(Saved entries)
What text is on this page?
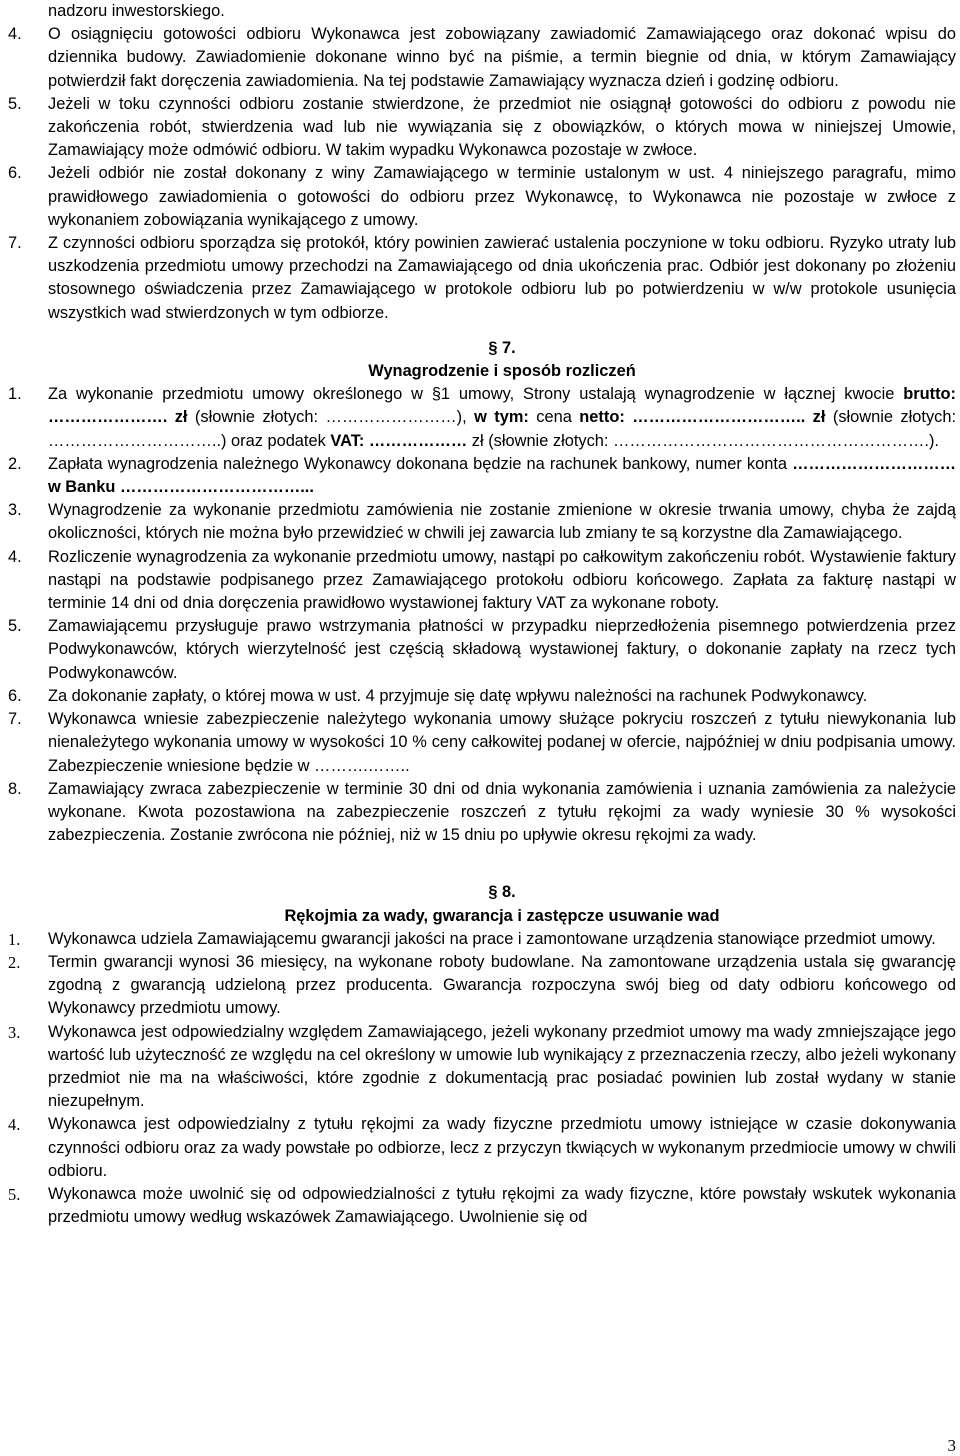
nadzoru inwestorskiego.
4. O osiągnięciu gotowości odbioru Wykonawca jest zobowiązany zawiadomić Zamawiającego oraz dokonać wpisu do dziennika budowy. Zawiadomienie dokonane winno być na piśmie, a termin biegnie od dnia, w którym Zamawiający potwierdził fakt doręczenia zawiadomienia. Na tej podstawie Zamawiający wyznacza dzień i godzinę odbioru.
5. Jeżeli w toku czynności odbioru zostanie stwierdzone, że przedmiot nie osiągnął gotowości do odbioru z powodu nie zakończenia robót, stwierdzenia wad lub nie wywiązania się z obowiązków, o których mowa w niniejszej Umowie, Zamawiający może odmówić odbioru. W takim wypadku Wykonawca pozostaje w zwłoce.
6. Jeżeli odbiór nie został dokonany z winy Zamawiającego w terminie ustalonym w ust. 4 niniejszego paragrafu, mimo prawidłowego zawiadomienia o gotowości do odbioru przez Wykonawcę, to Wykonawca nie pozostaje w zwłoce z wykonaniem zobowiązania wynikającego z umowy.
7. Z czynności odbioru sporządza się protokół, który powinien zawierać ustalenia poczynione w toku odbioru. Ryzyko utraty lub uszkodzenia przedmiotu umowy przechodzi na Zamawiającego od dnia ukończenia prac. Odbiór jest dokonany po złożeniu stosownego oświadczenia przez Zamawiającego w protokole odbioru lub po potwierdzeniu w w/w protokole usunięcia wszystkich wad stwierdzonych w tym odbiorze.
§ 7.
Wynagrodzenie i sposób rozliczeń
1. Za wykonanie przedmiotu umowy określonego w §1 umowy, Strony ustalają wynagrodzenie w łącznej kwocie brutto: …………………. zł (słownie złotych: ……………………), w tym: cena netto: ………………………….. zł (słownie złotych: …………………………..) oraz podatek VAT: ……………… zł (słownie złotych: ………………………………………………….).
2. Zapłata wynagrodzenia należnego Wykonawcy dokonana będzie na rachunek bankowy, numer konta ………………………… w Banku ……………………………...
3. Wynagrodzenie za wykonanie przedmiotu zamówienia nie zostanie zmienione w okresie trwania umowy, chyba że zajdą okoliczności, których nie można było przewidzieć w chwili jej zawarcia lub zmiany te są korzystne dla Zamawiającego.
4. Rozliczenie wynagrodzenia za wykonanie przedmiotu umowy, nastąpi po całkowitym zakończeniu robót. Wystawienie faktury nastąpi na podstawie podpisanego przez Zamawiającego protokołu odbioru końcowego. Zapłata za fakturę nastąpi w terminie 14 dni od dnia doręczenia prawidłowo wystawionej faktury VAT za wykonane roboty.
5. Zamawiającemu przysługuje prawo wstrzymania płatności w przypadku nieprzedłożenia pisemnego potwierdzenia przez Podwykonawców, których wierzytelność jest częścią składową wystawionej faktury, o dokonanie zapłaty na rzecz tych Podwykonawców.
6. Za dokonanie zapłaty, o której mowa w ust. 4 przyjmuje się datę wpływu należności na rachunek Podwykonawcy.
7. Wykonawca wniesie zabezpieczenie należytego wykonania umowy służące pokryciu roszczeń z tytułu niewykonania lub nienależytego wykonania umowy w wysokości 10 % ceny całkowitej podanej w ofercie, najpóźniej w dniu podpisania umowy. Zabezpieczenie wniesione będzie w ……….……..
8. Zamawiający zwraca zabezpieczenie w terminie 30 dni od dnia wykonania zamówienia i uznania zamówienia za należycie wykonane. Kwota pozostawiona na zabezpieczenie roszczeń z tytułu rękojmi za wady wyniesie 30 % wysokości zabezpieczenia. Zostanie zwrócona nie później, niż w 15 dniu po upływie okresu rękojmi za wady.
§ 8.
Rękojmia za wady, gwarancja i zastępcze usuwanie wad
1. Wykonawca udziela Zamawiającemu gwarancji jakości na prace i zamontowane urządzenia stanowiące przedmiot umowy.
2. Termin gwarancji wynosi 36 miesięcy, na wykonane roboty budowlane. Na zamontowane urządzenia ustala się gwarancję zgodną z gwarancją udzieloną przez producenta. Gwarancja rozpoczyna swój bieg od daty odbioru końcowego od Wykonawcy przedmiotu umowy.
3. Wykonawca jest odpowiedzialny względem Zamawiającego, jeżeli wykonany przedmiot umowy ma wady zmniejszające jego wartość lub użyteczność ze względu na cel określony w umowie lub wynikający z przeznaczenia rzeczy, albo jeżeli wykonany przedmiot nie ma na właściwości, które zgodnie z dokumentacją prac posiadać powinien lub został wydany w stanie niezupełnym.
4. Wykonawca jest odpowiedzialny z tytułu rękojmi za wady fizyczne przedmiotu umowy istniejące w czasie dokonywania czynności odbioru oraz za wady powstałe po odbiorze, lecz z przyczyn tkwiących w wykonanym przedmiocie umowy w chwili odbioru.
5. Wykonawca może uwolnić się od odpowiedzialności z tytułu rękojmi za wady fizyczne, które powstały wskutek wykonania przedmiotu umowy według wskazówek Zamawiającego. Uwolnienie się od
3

==

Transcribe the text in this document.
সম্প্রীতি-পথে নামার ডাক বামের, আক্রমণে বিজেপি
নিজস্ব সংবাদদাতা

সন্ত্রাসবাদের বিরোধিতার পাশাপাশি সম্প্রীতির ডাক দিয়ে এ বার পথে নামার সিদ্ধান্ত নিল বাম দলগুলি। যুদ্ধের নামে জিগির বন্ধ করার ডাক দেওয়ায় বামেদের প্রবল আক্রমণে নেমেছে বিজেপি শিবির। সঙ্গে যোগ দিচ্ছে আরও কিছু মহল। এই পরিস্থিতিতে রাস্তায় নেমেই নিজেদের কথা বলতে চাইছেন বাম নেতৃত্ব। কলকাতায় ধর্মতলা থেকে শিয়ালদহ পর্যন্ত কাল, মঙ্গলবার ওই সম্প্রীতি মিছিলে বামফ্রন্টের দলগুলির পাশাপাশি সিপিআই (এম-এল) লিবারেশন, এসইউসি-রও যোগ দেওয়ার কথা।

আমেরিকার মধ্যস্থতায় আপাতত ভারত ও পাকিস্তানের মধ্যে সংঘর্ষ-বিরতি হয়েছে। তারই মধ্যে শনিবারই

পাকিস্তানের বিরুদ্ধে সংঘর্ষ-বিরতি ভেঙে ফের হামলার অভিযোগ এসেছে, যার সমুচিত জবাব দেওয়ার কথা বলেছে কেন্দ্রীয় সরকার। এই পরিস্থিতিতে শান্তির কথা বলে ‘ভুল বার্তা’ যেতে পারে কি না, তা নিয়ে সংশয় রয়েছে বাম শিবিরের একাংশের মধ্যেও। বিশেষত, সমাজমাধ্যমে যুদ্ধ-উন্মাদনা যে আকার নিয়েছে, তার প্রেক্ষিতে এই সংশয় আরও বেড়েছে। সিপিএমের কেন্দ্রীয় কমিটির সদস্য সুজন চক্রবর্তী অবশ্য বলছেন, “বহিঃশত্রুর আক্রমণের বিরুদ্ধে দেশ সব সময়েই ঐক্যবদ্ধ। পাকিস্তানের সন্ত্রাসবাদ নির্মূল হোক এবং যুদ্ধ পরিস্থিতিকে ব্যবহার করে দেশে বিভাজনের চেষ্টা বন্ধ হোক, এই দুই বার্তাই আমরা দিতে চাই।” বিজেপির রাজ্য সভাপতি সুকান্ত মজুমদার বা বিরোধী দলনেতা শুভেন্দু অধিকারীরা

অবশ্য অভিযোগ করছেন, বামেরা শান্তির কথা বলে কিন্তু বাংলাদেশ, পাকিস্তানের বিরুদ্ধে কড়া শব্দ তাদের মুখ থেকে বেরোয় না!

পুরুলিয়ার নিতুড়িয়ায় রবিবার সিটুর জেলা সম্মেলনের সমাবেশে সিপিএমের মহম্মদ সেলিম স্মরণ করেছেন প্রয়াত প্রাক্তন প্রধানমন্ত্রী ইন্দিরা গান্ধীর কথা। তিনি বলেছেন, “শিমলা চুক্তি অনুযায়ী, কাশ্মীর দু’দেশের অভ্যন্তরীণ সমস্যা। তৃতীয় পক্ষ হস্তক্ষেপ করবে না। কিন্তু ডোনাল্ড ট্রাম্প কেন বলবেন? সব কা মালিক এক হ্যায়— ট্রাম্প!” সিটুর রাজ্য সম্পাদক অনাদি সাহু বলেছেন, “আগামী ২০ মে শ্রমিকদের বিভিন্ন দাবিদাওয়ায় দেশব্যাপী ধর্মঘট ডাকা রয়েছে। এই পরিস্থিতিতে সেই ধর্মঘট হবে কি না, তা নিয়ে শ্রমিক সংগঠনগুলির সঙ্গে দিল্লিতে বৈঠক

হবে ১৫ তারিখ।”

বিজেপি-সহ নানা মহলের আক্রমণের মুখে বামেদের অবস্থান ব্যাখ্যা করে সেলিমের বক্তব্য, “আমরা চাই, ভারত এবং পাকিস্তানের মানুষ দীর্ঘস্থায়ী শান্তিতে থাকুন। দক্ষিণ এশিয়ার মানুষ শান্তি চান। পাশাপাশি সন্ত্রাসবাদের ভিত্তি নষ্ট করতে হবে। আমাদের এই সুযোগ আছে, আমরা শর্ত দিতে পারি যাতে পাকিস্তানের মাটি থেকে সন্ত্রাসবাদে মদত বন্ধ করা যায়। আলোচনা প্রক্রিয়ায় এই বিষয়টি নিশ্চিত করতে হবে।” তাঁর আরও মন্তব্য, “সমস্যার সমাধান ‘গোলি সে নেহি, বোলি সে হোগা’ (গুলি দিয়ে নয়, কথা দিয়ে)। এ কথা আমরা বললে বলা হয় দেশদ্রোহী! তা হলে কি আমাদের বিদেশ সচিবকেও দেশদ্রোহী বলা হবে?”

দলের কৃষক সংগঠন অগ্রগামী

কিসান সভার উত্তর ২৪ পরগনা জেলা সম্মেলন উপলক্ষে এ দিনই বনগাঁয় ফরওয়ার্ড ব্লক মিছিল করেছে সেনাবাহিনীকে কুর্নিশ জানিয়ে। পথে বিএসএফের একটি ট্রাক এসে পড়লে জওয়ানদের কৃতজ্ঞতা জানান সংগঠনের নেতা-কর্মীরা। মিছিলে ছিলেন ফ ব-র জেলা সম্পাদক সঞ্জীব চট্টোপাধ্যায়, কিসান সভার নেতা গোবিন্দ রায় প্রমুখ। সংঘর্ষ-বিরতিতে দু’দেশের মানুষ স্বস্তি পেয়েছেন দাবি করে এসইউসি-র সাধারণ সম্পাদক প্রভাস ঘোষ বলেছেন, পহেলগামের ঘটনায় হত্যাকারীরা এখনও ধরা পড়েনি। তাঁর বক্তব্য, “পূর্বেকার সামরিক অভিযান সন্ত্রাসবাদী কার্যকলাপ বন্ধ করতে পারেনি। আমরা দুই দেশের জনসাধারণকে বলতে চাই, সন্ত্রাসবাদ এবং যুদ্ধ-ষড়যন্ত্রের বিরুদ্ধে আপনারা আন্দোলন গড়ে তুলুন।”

**DIRECTIONS:** Return every line holding the word "gwarancji" from the records.

**CORRECT RESULT:**
1. Wykonawca udziela Zamawiającemu gwarancji jakości na prace i zamontowane urządzenia stanowiące przedmiot umowy.
2. Termin gwarancji wynosi 36 miesięcy, na wykonane roboty budowlane. Na zamontowane urządzenia ustala się gwarancję zgodną z gwarancją udzieloną przez producenta. Gwarancja rozpoczyna swój bieg od daty odbioru końcowego od Wykonawcy przedmiotu umowy.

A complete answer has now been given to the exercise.